* **SELECTED EXCERPT**:
┏━━

RFR(m): 8185712: [windows] Multiple issues with the native symbol decoder
Ioi Lam
ioi.lam at oracle.com
Wed Aug 16 14:43:46 UTC 2017
Hi Thomas,
I am planning to review this but there's a lot of changes so it would
take me a little while :-(
One quick question - what kind of testing has been done on these
changes? My main worry is (1) stability during normal execution, (2)
impacts to hs_err file generation.
I can see the improvements in the hs_err call stack, but would there be
any regression in corner cases? How can we test for that?
Thanks
- Ioi
On 8/13/17 8:14 AM, Thomas Stüfe wrote:
> Dear all,
>
> May I please have reviews for the following patch.
>
> Issue: https://bugs.openjdk.java.net/browse/JDK-8185712
> Webrev:
> http://cr.openjdk.java.net/~stuefe/webrevs/8185712-windows-improve-native-symbol-resolver/webrev.00/webrev/
>
> This fix makes the native symbol decoder on Windows more robust. This
> increases the chance of getting useful error files. It also refactors the
> code and contains some useful new features.
>
> ---
>
> Native symbol resolution on windows is done via the group of "SymXX" APIs
> exported from dbghelp.dll. Currently this is done via a layer of
> abstraction in decoder.cpp, and a "WindowsDecoder" class in
> decoder_windows.cpp. This class can be instantianted twice, so there can
> exist two objects of this class.

┗━━

* **EXTRACTED MATERIAL**:

┏━━

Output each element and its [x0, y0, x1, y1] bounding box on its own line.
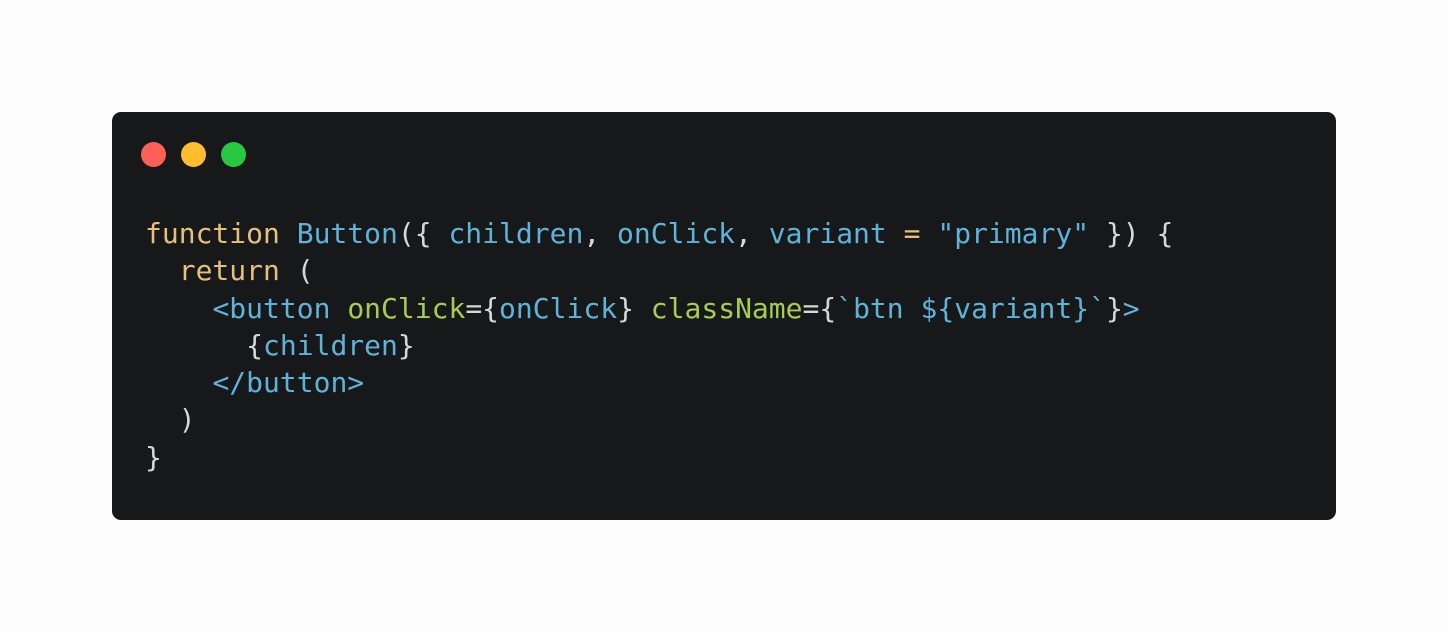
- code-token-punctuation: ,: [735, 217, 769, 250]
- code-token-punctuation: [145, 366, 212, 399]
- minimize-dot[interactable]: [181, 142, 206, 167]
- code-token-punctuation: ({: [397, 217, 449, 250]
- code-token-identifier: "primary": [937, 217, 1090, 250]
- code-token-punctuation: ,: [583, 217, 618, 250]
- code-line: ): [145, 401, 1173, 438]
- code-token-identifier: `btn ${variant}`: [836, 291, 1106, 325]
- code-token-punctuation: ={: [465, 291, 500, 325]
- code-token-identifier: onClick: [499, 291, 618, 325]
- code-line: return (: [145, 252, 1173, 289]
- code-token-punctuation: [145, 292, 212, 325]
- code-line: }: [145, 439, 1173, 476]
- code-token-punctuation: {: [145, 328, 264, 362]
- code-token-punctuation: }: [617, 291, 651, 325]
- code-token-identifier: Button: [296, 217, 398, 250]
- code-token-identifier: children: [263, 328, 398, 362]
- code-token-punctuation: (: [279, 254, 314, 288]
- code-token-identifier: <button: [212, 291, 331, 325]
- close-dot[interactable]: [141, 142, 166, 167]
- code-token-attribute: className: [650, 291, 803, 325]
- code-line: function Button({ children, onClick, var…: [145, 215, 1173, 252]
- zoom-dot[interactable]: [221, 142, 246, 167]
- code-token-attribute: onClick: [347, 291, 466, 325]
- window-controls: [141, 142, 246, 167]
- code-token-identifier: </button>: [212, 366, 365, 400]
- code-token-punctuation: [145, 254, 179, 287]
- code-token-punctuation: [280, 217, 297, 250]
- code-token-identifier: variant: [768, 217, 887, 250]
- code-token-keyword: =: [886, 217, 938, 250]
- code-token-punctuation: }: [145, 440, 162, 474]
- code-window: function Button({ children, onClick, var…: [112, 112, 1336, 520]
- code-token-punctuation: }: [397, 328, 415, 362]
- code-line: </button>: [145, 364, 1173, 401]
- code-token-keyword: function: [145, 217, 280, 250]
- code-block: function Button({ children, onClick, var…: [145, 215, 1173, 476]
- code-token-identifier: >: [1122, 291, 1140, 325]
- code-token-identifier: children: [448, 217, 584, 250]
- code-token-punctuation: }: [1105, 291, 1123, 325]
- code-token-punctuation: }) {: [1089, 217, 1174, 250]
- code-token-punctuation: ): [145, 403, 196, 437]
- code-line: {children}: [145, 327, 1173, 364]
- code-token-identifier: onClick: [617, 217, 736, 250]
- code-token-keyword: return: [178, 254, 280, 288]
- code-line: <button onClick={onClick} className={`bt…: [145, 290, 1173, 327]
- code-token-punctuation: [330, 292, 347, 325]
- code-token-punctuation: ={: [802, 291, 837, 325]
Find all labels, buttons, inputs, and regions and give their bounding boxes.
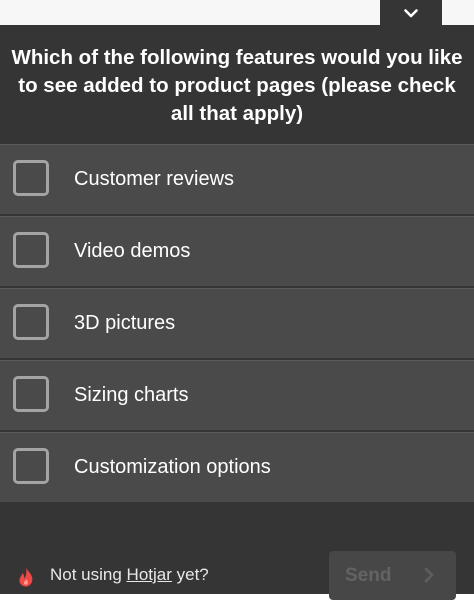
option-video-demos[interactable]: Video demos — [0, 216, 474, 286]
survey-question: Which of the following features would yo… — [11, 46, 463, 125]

┗━━

* **TASKS FOR THIS EXERCISE**:
#1 In the patch review message, which DLL exports the "SymXX" APIs used for native symbol resolution on Windows?
#2 Please rewrite the entries from the line containing "option-video-demos[interactable]: Video demos" through the last line of the entries, inclusive, changing "Video demos" to "Tutorial videos" and leaving everything else as it is. Return only those lines.
The mailing-list message and the entries come from unrelated sources.

* **SOLUTION SET**:
#1 dbghelp.dll

#2
option-video-demos[interactable]: Tutorial videos — [0, 216, 474, 286]
survey-question: Which of the following features would yo… — [11, 46, 463, 125]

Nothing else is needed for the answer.